EXERCISE DESCRIPTION.
Every line that holds "工事種別" should be shown.

Records contained in a dataset.

──────

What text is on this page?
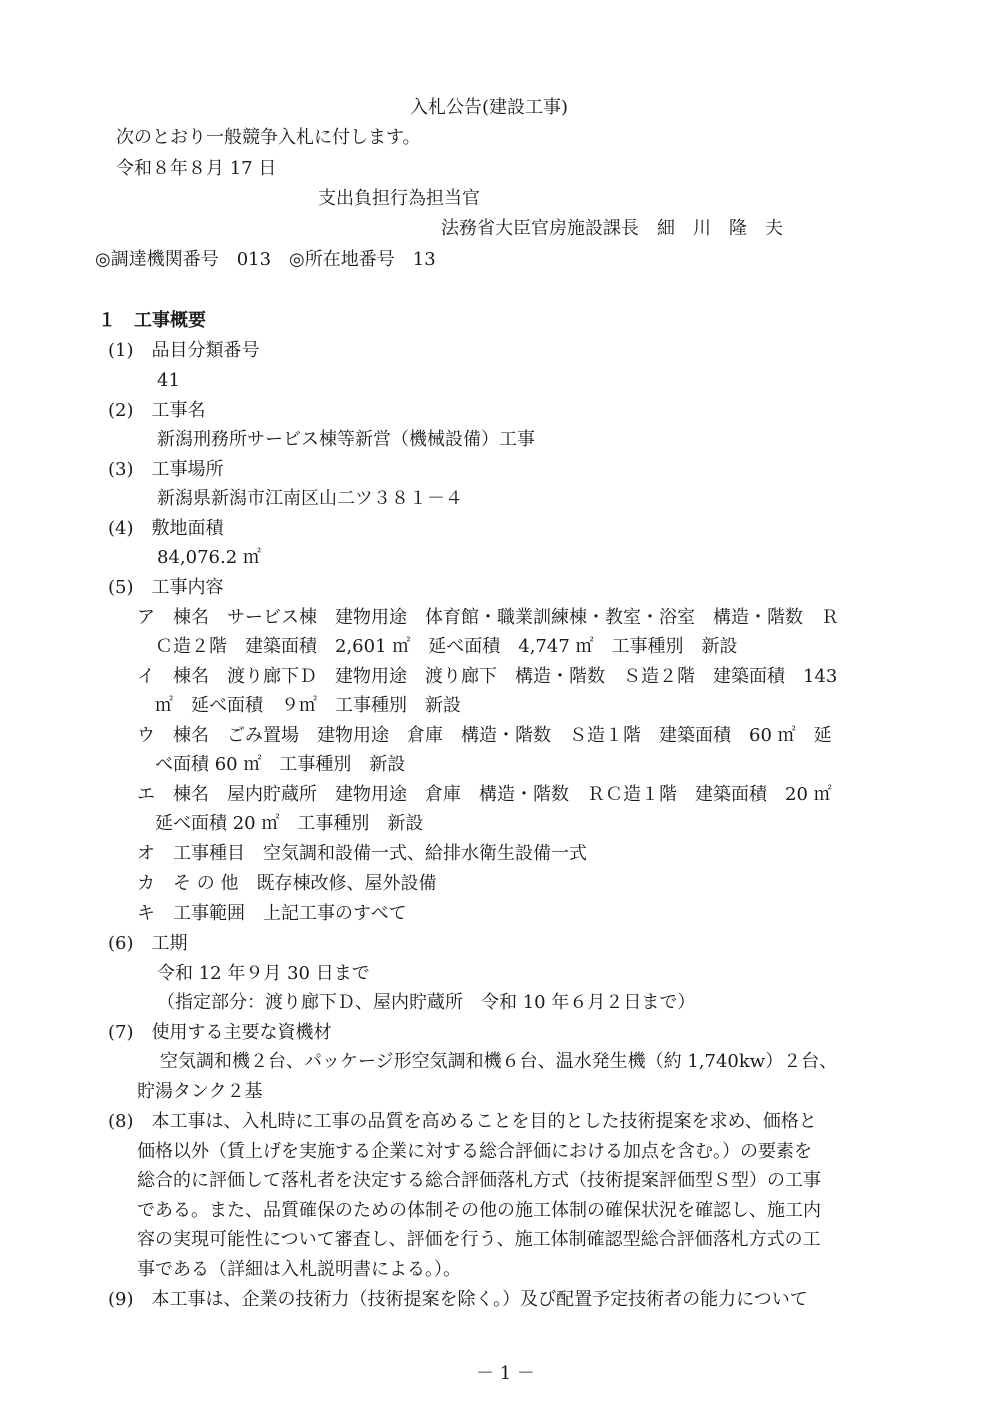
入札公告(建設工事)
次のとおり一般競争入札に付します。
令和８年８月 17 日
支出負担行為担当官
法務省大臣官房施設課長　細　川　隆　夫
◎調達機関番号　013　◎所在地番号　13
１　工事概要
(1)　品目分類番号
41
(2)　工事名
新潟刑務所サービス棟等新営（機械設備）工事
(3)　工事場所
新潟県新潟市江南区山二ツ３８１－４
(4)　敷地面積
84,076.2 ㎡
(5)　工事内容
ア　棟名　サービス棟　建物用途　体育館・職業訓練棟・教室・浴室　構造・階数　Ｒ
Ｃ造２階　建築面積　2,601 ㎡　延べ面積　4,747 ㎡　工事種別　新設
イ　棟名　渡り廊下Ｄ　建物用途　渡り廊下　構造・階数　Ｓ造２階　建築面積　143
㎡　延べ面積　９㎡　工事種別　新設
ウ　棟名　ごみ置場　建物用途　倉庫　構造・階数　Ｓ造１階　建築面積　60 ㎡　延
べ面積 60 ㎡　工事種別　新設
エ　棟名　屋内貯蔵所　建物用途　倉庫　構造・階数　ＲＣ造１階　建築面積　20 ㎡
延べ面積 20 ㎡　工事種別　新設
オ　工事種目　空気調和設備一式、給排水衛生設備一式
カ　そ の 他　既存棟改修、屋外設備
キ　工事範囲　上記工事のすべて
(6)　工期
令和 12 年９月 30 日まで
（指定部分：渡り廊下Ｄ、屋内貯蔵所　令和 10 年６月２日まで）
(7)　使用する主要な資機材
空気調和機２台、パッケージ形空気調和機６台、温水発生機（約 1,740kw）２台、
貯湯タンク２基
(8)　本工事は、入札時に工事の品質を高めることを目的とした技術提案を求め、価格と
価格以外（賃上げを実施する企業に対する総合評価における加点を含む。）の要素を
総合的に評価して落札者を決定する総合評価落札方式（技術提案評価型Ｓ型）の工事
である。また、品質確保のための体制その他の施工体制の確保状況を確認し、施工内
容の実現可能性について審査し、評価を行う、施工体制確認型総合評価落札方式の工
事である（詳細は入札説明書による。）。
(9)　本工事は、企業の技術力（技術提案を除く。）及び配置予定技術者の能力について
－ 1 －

──────

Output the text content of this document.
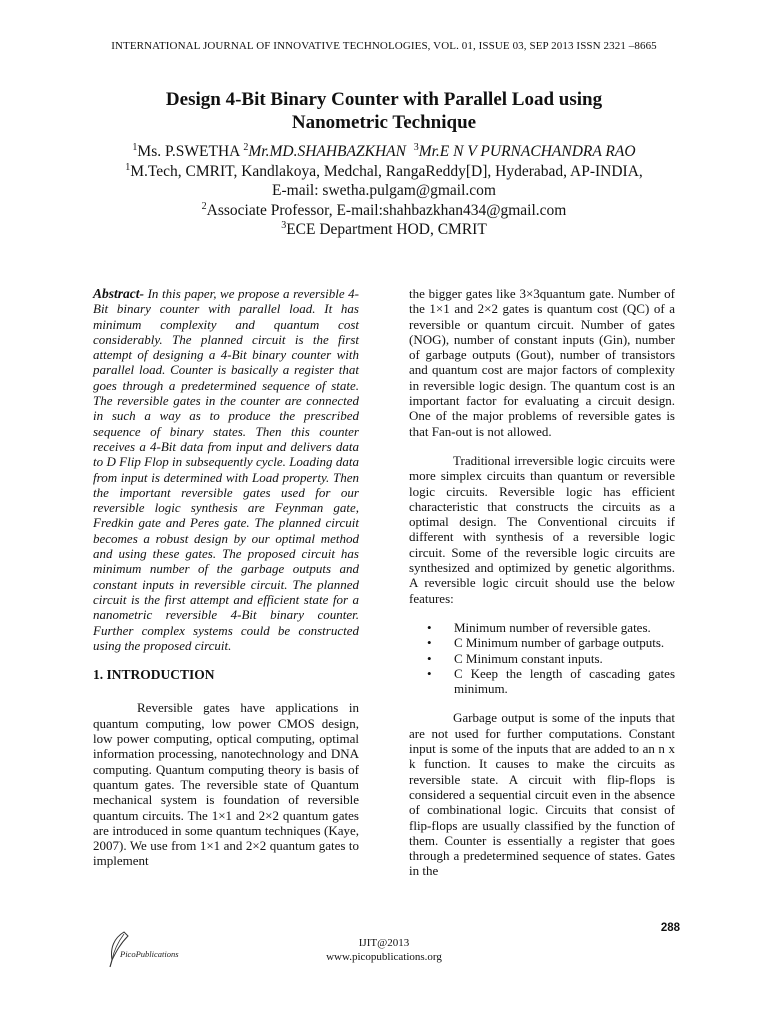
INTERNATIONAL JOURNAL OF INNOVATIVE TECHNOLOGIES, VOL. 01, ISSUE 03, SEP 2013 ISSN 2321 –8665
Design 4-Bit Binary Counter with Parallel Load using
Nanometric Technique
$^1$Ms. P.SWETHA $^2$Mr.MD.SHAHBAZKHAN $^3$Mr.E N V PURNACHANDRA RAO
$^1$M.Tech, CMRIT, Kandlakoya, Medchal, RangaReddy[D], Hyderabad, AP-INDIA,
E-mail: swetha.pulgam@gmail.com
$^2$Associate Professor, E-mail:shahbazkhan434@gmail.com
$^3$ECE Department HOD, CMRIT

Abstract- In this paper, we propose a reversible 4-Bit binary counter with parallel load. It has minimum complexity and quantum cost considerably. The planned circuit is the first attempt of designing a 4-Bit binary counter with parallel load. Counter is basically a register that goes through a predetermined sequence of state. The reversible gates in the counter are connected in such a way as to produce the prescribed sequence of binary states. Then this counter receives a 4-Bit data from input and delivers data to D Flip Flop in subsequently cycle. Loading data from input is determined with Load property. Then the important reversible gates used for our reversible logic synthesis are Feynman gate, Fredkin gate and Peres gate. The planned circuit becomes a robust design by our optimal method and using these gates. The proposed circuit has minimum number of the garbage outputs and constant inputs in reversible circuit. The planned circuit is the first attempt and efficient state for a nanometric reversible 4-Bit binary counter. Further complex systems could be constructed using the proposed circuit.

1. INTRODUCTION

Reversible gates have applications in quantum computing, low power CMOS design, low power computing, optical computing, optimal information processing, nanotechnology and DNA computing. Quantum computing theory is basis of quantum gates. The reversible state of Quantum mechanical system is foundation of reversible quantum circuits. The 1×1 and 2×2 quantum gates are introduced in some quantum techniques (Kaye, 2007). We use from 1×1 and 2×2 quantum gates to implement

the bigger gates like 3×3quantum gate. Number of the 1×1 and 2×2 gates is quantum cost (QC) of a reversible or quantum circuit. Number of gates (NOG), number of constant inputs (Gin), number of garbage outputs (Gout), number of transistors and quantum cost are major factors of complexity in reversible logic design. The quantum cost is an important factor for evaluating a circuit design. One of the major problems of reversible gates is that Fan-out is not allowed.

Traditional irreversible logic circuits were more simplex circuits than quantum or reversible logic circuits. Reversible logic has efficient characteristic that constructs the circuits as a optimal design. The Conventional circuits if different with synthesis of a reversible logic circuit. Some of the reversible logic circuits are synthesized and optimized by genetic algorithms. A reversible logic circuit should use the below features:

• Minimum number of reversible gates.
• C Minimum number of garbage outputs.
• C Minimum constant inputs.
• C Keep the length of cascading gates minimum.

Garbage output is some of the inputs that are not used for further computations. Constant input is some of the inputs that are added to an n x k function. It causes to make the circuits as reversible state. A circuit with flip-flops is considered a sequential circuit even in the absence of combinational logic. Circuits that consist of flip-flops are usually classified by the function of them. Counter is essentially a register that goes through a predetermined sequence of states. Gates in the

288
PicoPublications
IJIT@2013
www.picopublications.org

──────

TASK OUTPUT.
Ｃ造２階　建築面積　2,601 ㎡　延べ面積　4,747 ㎡　工事種別　新設
㎡　延べ面積　９㎡　工事種別　新設
べ面積 60 ㎡　工事種別　新設
延べ面積 20 ㎡　工事種別　新設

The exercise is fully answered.